#### Exercise:
Would you pull out every line of the material that contains the string "name"?

━━━━━━━━━━━━━━━━━━━━

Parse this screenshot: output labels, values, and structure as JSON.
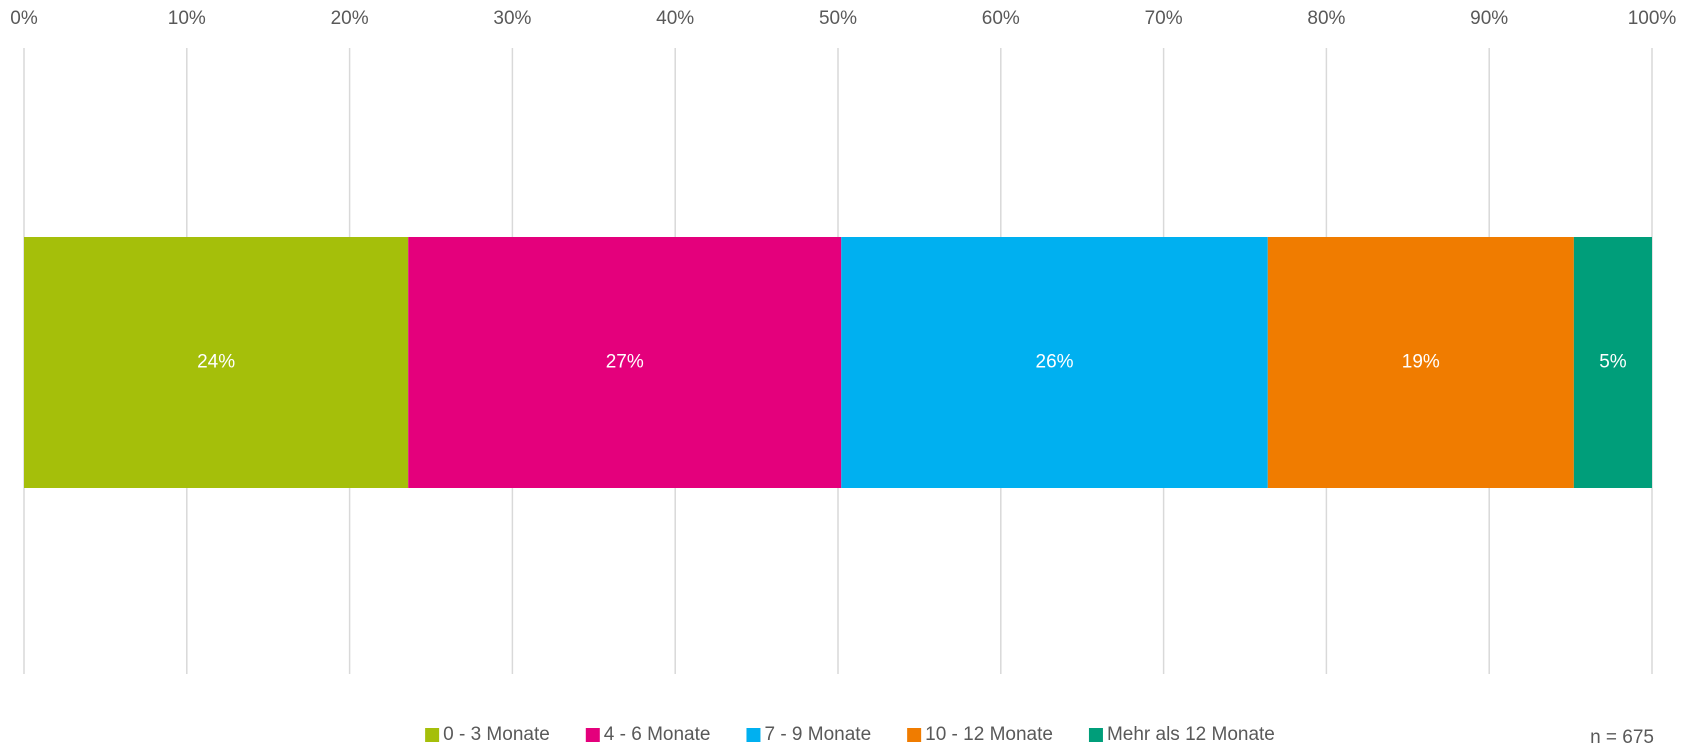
{
  "chart_data": {
    "type": "stacked_bar_horizontal",
    "categories": [
      null
    ],
    "series": [
      {
        "name": "0 - 3 Monate",
        "color": "#a5bf0a",
        "values": [
          23.6
        ],
        "value_labels": [
          "24%"
        ]
      },
      {
        "name": "4 - 6 Monate",
        "color": "#e4007c",
        "values": [
          26.6
        ],
        "value_labels": [
          "27%"
        ]
      },
      {
        "name": "7 - 9 Monate",
        "color": "#00b0f0",
        "values": [
          26.2
        ],
        "value_labels": [
          "26%"
        ]
      },
      {
        "name": "10 - 12 Monate",
        "color": "#f07c00",
        "values": [
          18.8
        ],
        "value_labels": [
          "19%"
        ]
      },
      {
        "name": "Mehr als 12 Monate",
        "color": "#009e7a",
        "values": [
          4.8
        ],
        "value_labels": [
          "5%"
        ]
      }
    ],
    "xlim": [
      0,
      100
    ],
    "xticks": [
      {
        "value": 0,
        "label": "0%"
      },
      {
        "value": 10,
        "label": "10%"
      },
      {
        "value": 20,
        "label": "20%"
      },
      {
        "value": 30,
        "label": "30%"
      },
      {
        "value": 40,
        "label": "40%"
      },
      {
        "value": 50,
        "label": "50%"
      },
      {
        "value": 60,
        "label": "60%"
      },
      {
        "value": 70,
        "label": "70%"
      },
      {
        "value": 80,
        "label": "80%"
      },
      {
        "value": 90,
        "label": "90%"
      },
      {
        "value": 100,
        "label": "100%"
      }
    ],
    "grid": true,
    "legend": "bottom",
    "annotation": "n = 675"
  }
}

━━━━━━━━━━━━━━━━━━━━

#### Worked answer:
        "name": "0 - 3 Monate",
        "name": "4 - 6 Monate",
        "name": "7 - 9 Monate",
        "name": "10 - 12 Monate",
        "name": "Mehr als 12 Monate",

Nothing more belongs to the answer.